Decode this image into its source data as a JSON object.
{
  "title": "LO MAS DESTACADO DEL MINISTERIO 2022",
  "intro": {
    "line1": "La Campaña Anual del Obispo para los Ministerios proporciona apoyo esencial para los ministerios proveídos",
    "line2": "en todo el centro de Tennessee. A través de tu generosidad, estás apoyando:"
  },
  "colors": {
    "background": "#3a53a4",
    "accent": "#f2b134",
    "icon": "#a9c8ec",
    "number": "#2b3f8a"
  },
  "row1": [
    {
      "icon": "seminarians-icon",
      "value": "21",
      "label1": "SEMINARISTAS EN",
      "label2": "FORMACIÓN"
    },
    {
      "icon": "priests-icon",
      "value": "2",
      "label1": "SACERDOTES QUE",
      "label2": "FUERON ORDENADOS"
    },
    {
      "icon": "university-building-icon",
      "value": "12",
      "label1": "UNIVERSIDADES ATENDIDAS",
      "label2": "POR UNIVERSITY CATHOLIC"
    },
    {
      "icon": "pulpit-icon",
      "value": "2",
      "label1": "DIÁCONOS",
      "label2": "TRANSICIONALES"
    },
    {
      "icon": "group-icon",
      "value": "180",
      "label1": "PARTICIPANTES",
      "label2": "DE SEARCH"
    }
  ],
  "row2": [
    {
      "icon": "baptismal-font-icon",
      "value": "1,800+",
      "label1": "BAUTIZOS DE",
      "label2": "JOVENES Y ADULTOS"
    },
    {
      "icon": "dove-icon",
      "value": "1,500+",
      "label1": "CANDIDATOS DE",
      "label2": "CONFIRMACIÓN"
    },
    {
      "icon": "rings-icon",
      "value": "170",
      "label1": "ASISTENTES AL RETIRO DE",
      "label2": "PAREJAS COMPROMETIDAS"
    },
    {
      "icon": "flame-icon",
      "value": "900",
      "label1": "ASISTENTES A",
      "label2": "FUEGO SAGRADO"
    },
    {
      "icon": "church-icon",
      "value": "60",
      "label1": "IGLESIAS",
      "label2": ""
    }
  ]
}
--
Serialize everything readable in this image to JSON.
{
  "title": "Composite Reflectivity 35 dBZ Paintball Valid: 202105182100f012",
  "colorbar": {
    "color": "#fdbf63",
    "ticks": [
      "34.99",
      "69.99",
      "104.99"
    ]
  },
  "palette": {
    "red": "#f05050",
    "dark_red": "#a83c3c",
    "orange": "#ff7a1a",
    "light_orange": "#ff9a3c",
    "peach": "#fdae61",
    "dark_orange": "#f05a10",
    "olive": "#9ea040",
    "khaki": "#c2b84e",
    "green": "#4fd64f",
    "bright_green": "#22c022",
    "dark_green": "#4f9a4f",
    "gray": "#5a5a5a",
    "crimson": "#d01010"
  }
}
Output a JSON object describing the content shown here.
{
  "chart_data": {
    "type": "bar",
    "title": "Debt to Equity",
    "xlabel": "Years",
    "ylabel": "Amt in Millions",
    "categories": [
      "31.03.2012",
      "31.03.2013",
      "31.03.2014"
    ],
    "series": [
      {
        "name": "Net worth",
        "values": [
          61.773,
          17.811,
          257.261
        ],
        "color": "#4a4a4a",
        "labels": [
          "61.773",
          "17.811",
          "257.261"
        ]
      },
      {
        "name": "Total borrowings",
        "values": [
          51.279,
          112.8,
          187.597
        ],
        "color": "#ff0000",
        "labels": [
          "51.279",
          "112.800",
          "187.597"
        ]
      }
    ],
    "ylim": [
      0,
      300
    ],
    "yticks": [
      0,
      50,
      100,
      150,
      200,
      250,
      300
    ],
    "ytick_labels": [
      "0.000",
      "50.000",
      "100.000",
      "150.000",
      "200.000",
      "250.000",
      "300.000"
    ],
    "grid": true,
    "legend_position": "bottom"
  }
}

Problem requirements => Pull out all lines from the entries above in which the word "object" appears.

Task result =>
Decode this image into its source data as a JSON object.
Output a JSON object describing the content shown here.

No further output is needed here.